• _YOUR INSTRUCTIONS_: Give the number of lines in the data that contain "نیاز", and nothing more.

• _PROVIDED RECORDS_:
***

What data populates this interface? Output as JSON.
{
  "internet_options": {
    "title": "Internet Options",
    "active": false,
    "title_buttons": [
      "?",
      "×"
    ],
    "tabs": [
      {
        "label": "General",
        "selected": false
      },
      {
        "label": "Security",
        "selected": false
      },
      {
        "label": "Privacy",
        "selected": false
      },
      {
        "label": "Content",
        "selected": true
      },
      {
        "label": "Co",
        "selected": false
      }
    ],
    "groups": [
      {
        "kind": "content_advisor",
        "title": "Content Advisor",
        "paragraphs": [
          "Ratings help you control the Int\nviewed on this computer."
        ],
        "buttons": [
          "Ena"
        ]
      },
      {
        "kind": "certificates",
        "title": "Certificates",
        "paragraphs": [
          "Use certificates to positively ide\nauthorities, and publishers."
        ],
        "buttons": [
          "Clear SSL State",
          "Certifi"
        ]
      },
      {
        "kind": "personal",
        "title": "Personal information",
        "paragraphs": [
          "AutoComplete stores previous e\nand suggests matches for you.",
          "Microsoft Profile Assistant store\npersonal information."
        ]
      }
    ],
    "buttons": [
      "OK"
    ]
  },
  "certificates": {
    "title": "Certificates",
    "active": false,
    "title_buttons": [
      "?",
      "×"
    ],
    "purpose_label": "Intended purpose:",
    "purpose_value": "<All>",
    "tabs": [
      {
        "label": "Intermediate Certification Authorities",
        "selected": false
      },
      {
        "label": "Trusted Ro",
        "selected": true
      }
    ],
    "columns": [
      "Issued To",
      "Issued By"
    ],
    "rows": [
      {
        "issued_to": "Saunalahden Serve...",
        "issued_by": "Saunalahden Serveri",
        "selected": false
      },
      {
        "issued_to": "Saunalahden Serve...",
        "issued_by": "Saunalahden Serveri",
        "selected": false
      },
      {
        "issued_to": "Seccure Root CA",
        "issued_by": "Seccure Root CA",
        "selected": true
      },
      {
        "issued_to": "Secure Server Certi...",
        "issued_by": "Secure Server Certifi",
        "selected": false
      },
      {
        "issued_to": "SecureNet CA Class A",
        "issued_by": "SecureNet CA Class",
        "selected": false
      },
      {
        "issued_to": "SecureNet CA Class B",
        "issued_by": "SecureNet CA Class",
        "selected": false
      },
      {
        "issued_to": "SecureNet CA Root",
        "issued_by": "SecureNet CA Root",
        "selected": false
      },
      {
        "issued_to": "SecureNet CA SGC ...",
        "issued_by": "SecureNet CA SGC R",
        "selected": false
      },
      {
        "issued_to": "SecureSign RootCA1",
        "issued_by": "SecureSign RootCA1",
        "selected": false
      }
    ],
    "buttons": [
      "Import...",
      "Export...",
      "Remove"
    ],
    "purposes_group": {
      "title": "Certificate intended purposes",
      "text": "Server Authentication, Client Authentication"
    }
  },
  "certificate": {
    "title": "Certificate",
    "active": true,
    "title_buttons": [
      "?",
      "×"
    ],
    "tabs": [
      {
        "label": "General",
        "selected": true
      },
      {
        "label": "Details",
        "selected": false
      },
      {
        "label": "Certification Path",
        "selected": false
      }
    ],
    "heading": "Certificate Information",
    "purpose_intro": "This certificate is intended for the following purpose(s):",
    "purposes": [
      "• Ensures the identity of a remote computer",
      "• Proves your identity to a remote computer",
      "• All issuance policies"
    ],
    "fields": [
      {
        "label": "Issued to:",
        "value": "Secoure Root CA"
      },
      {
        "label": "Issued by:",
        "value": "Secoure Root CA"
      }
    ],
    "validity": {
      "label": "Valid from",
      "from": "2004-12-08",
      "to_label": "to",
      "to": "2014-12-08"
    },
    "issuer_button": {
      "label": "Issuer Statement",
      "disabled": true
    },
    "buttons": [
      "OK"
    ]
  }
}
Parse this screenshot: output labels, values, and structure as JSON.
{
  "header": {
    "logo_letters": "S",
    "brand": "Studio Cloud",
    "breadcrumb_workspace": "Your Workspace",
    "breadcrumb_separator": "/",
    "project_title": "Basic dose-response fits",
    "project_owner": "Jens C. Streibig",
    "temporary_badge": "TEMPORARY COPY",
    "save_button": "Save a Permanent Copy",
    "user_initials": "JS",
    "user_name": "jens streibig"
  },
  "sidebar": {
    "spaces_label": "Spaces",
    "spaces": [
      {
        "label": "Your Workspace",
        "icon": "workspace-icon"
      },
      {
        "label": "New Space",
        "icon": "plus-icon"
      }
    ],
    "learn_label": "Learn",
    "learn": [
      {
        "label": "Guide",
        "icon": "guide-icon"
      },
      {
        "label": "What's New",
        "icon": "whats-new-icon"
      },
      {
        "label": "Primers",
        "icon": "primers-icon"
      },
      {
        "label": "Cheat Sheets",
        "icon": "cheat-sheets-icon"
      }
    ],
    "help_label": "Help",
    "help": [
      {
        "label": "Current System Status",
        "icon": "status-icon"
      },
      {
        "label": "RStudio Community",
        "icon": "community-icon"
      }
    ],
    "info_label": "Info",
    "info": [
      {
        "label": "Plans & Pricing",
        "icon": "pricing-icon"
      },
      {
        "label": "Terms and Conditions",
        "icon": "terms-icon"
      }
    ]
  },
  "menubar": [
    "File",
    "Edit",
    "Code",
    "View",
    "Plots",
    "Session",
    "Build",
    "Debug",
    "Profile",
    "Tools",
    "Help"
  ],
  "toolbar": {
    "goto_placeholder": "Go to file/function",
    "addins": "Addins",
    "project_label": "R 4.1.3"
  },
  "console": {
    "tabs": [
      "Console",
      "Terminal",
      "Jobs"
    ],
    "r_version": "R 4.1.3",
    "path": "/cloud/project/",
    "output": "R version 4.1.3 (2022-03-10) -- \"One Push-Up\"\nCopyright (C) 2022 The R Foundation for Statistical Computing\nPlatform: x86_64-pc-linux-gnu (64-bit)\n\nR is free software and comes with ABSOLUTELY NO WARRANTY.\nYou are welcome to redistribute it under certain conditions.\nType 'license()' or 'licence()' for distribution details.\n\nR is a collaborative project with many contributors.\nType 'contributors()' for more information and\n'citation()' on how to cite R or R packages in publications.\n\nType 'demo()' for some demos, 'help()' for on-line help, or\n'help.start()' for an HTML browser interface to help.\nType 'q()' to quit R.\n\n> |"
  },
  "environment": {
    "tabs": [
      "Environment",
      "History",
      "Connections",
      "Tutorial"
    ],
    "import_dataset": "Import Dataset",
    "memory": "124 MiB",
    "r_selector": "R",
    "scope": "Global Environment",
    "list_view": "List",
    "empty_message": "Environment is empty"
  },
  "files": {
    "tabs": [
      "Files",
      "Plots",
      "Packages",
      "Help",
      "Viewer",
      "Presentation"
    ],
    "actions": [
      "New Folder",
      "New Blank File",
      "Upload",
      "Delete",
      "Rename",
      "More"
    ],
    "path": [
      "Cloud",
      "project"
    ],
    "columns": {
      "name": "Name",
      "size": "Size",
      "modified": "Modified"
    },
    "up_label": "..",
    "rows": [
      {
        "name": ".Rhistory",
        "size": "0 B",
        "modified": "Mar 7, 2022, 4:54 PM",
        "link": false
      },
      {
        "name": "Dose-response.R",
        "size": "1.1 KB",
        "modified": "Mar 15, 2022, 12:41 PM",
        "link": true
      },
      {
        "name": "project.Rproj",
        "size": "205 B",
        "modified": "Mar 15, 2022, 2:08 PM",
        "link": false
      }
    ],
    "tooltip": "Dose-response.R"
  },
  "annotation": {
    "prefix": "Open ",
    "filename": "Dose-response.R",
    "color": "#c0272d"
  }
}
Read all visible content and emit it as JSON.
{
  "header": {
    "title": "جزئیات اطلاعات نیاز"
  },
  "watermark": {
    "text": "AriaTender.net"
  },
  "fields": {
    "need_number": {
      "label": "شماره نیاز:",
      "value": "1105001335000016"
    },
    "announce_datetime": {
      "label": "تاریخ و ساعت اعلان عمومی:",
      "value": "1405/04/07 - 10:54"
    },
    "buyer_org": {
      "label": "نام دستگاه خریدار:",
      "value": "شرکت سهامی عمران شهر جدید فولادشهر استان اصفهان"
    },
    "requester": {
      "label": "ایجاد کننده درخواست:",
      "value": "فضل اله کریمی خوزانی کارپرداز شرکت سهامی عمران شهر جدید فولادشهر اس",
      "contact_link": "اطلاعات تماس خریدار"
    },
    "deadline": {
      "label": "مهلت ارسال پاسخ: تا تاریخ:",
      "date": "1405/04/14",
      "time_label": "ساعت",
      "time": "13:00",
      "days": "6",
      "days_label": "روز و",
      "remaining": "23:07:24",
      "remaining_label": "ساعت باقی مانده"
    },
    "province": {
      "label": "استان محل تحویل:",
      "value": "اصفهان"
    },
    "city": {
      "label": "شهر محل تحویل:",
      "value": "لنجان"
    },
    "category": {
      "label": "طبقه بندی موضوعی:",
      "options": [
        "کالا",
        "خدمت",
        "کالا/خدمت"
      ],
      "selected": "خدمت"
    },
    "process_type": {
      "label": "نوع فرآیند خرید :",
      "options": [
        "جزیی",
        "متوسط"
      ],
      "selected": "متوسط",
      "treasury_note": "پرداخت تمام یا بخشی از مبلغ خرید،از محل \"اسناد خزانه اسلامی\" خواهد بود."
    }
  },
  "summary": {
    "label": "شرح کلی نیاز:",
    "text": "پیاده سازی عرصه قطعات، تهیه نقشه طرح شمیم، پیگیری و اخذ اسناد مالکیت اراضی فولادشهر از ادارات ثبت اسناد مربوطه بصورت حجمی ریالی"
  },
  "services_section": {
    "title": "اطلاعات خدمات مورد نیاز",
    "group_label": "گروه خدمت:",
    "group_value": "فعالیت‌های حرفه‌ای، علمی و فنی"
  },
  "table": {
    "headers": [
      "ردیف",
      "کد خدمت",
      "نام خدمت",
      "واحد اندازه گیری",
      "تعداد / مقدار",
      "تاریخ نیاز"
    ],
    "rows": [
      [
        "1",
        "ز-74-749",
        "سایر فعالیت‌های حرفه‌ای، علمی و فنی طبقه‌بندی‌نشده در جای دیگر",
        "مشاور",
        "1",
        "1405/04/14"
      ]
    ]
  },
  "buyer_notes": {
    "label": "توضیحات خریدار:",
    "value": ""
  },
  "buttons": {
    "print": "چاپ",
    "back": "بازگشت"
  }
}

***

• _ANSWER TO THIS PROBLEM_: 5